*What the task asks:*
Can you reproduce the records below, substituting "legend-color-box" for "legend-swatch-icon" everywhere it occurs and leaving everything else unchanged?

Some records:
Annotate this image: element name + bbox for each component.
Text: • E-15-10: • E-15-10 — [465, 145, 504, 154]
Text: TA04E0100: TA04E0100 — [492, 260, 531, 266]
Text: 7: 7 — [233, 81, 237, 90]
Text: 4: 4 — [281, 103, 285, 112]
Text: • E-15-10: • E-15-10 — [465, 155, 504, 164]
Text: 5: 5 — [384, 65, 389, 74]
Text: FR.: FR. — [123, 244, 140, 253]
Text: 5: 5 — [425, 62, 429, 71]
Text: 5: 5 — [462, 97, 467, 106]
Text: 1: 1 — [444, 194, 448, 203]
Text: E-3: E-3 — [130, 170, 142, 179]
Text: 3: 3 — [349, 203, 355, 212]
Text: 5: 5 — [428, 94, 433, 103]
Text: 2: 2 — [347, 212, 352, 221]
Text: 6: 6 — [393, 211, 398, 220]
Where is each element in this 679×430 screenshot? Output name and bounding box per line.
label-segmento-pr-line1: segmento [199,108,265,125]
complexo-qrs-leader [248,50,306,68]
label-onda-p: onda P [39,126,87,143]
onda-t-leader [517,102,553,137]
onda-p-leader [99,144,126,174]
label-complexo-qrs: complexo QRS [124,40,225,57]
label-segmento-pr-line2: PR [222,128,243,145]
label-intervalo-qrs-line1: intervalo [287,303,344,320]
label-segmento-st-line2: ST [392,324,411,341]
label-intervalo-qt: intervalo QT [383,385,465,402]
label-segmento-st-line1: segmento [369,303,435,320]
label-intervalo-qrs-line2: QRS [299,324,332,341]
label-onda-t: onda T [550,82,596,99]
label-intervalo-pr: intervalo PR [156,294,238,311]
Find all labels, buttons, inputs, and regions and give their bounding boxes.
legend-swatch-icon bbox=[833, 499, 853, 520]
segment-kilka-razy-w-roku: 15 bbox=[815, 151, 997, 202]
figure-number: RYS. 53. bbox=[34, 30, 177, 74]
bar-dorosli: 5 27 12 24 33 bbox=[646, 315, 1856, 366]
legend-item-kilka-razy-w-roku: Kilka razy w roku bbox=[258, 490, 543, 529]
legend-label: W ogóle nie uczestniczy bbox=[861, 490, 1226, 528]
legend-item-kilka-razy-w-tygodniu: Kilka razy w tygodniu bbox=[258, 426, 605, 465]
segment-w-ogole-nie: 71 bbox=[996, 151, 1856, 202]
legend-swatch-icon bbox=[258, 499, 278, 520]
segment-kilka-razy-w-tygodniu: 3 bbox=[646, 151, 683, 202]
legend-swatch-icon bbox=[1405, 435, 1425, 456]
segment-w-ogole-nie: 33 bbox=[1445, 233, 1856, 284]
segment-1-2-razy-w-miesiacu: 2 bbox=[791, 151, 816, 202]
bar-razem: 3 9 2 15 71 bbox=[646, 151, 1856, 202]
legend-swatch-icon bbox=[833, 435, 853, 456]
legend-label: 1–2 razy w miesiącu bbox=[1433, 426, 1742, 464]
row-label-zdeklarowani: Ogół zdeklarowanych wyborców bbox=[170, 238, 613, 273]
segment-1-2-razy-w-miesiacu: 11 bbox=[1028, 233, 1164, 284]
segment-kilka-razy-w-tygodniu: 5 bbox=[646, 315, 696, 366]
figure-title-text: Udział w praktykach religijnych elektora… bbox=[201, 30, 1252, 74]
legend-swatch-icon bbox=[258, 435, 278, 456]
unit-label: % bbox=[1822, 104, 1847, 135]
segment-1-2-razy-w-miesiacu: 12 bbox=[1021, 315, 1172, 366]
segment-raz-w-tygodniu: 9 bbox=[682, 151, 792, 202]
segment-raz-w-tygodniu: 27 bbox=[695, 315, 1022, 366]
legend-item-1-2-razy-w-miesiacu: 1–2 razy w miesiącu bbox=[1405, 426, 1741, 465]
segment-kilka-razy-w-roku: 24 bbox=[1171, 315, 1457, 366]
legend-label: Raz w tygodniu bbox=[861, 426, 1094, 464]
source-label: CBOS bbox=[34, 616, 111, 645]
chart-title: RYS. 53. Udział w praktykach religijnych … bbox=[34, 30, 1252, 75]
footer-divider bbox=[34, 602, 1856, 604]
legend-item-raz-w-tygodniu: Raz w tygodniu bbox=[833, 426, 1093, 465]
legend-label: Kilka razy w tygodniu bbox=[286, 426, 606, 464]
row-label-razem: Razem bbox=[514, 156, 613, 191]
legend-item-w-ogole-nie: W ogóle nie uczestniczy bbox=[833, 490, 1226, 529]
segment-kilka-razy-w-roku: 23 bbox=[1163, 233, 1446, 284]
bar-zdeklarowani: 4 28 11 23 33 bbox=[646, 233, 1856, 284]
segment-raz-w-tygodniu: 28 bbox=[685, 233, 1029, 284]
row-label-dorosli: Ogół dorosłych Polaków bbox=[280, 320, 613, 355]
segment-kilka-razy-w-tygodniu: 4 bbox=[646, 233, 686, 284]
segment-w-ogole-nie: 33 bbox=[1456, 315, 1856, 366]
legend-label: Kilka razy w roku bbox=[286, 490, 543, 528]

*Correct output:*
Annotate this image: element name + bbox for each component.
Text: • E-15-10: • E-15-10 — [465, 145, 504, 154]
Text: TA04E0100: TA04E0100 — [492, 260, 531, 266]
Text: 7: 7 — [233, 81, 237, 90]
Text: 4: 4 — [281, 103, 285, 112]
Text: • E-15-10: • E-15-10 — [465, 155, 504, 164]
Text: 5: 5 — [384, 65, 389, 74]
Text: FR.: FR. — [123, 244, 140, 253]
Text: 5: 5 — [425, 62, 429, 71]
Text: 5: 5 — [462, 97, 467, 106]
Text: 1: 1 — [444, 194, 448, 203]
Text: E-3: E-3 — [130, 170, 142, 179]
Text: 3: 3 — [349, 203, 355, 212]
Text: 5: 5 — [428, 94, 433, 103]
Text: 2: 2 — [347, 212, 352, 221]
Text: 6: 6 — [393, 211, 398, 220]
Where is each element in this 679×430 screenshot? Output name and bounding box per line.
label-segmento-pr-line1: segmento [199,108,265,125]
complexo-qrs-leader [248,50,306,68]
label-onda-p: onda P [39,126,87,143]
onda-t-leader [517,102,553,137]
onda-p-leader [99,144,126,174]
label-complexo-qrs: complexo QRS [124,40,225,57]
label-segmento-pr-line2: PR [222,128,243,145]
label-intervalo-qrs-line1: intervalo [287,303,344,320]
label-segmento-st-line2: ST [392,324,411,341]
label-intervalo-qt: intervalo QT [383,385,465,402]
label-segmento-st-line1: segmento [369,303,435,320]
label-intervalo-qrs-line2: QRS [299,324,332,341]
label-onda-t: onda T [550,82,596,99]
label-intervalo-pr: intervalo PR [156,294,238,311]
Find all labels, buttons, inputs, and regions and give their bounding boxes.
legend-color-box bbox=[833, 499, 853, 520]
segment-kilka-razy-w-roku: 15 bbox=[815, 151, 997, 202]
figure-number: RYS. 53. bbox=[34, 30, 177, 74]
bar-dorosli: 5 27 12 24 33 bbox=[646, 315, 1856, 366]
legend-item-kilka-razy-w-roku: Kilka razy w roku bbox=[258, 490, 543, 529]
legend-label: W ogóle nie uczestniczy bbox=[861, 490, 1226, 528]
legend-item-kilka-razy-w-tygodniu: Kilka razy w tygodniu bbox=[258, 426, 605, 465]
segment-w-ogole-nie: 71 bbox=[996, 151, 1856, 202]
legend-color-box bbox=[258, 499, 278, 520]
segment-kilka-razy-w-tygodniu: 3 bbox=[646, 151, 683, 202]
legend-color-box bbox=[1405, 435, 1425, 456]
segment-w-ogole-nie: 33 bbox=[1445, 233, 1856, 284]
segment-1-2-razy-w-miesiacu: 2 bbox=[791, 151, 816, 202]
bar-razem: 3 9 2 15 71 bbox=[646, 151, 1856, 202]
legend-color-box bbox=[833, 435, 853, 456]
legend-label: 1–2 razy w miesiącu bbox=[1433, 426, 1742, 464]
row-label-zdeklarowani: Ogół zdeklarowanych wyborców bbox=[170, 238, 613, 273]
segment-1-2-razy-w-miesiacu: 11 bbox=[1028, 233, 1164, 284]
segment-kilka-razy-w-tygodniu: 5 bbox=[646, 315, 696, 366]
figure-title-text: Udział w praktykach religijnych elektora… bbox=[201, 30, 1252, 74]
legend-color-box bbox=[258, 435, 278, 456]
unit-label: % bbox=[1822, 104, 1847, 135]
segment-1-2-razy-w-miesiacu: 12 bbox=[1021, 315, 1172, 366]
segment-raz-w-tygodniu: 9 bbox=[682, 151, 792, 202]
segment-raz-w-tygodniu: 27 bbox=[695, 315, 1022, 366]
legend-item-1-2-razy-w-miesiacu: 1–2 razy w miesiącu bbox=[1405, 426, 1741, 465]
segment-kilka-razy-w-roku: 24 bbox=[1171, 315, 1457, 366]
legend-label: Raz w tygodniu bbox=[861, 426, 1094, 464]
source-label: CBOS bbox=[34, 616, 111, 645]
chart-title: RYS. 53. Udział w praktykach religijnych … bbox=[34, 30, 1252, 75]
footer-divider bbox=[34, 602, 1856, 604]
legend-item-raz-w-tygodniu: Raz w tygodniu bbox=[833, 426, 1093, 465]
legend-label: Kilka razy w tygodniu bbox=[286, 426, 606, 464]
row-label-razem: Razem bbox=[514, 156, 613, 191]
legend-item-w-ogole-nie: W ogóle nie uczestniczy bbox=[833, 490, 1226, 529]
segment-kilka-razy-w-roku: 23 bbox=[1163, 233, 1446, 284]
bar-zdeklarowani: 4 28 11 23 33 bbox=[646, 233, 1856, 284]
segment-raz-w-tygodniu: 28 bbox=[685, 233, 1029, 284]
row-label-dorosli: Ogół dorosłych Polaków bbox=[280, 320, 613, 355]
segment-kilka-razy-w-tygodniu: 4 bbox=[646, 233, 686, 284]
segment-w-ogole-nie: 33 bbox=[1456, 315, 1856, 366]
legend-label: Kilka razy w roku bbox=[286, 490, 543, 528]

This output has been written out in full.